[Some records]
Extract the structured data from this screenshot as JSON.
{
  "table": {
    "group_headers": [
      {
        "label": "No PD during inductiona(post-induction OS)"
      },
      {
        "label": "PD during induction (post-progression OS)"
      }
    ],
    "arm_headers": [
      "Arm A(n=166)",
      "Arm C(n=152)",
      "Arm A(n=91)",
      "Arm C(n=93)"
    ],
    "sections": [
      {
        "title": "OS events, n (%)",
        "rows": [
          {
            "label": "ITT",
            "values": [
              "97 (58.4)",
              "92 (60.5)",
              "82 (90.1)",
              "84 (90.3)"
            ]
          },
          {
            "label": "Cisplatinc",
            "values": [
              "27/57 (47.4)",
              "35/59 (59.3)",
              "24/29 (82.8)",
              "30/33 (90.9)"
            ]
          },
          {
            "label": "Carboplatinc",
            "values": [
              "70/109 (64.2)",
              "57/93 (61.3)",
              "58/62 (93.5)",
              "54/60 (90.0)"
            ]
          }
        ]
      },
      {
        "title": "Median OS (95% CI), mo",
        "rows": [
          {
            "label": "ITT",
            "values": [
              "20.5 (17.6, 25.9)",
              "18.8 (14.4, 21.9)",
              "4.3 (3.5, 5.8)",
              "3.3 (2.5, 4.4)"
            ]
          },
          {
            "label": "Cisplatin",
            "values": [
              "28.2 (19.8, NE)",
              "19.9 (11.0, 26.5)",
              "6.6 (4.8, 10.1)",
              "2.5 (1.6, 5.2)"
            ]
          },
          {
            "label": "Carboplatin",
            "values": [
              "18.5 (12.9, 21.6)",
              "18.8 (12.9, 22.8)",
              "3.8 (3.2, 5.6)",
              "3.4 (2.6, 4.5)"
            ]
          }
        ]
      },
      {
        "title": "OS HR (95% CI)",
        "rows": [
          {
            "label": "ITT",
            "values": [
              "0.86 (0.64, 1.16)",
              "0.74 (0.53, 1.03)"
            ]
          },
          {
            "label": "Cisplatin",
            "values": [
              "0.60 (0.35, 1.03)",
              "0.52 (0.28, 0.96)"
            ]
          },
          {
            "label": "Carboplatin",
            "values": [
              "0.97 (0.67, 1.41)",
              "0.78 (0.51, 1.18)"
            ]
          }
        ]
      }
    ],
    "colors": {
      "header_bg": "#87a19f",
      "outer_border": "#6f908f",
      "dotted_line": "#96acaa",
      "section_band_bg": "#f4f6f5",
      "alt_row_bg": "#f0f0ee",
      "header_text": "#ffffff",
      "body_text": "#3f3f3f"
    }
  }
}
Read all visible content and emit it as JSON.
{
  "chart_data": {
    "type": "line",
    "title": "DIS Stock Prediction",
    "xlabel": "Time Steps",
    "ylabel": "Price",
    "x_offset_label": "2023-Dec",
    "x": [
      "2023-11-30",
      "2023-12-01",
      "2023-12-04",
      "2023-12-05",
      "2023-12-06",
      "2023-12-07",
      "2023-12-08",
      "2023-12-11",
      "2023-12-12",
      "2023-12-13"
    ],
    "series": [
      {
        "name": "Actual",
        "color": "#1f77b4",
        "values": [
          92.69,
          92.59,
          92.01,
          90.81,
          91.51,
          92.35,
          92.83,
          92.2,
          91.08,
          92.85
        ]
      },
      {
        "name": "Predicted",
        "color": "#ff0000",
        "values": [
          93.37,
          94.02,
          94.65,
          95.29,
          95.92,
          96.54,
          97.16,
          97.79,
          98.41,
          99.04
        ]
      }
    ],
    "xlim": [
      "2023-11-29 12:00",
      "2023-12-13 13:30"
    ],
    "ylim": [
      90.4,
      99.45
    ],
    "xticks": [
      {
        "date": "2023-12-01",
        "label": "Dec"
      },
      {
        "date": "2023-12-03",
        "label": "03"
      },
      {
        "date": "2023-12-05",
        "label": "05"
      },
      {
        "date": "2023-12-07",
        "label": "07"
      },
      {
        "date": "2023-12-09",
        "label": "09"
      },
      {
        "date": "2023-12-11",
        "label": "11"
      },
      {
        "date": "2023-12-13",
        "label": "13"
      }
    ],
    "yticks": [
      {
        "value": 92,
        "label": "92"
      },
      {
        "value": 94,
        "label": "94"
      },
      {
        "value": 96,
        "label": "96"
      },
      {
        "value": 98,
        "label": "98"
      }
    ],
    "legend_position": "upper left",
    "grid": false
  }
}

The problem:
Everything from the line that contains "Read all visible content and emit it as JSON." through the end of the records must be duplicated exactly, and nothing outside that range.

Response:
Read all visible content and emit it as JSON.
{
  "chart_data": {
    "type": "line",
    "title": "DIS Stock Prediction",
    "xlabel": "Time Steps",
    "ylabel": "Price",
    "x_offset_label": "2023-Dec",
    "x": [
      "2023-11-30",
      "2023-12-01",
      "2023-12-04",
      "2023-12-05",
      "2023-12-06",
      "2023-12-07",
      "2023-12-08",
      "2023-12-11",
      "2023-12-12",
      "2023-12-13"
    ],
    "series": [
      {
        "name": "Actual",
        "color": "#1f77b4",
        "values": [
          92.69,
          92.59,
          92.01,
          90.81,
          91.51,
          92.35,
          92.83,
          92.2,
          91.08,
          92.85
        ]
      },
      {
        "name": "Predicted",
        "color": "#ff0000",
        "values": [
          93.37,
          94.02,
          94.65,
          95.29,
          95.92,
          96.54,
          97.16,
          97.79,
          98.41,
          99.04
        ]
      }
    ],
    "xlim": [
      "2023-11-29 12:00",
      "2023-12-13 13:30"
    ],
    "ylim": [
      90.4,
      99.45
    ],
    "xticks": [
      {
        "date": "2023-12-01",
        "label": "Dec"
      },
      {
        "date": "2023-12-03",
        "label": "03"
      },
      {
        "date": "2023-12-05",
        "label": "05"
      },
      {
        "date": "2023-12-07",
        "label": "07"
      },
      {
        "date": "2023-12-09",
        "label": "09"
      },
      {
        "date": "2023-12-11",
        "label": "11"
      },
      {
        "date": "2023-12-13",
        "label": "13"
      }
    ],
    "yticks": [
      {
        "value": 92,
        "label": "92"
      },
      {
        "value": 94,
        "label": "94"
      },
      {
        "value": 96,
        "label": "96"
      },
      {
        "value": 98,
        "label": "98"
      }
    ],
    "legend_position": "upper left",
    "grid": false
  }
}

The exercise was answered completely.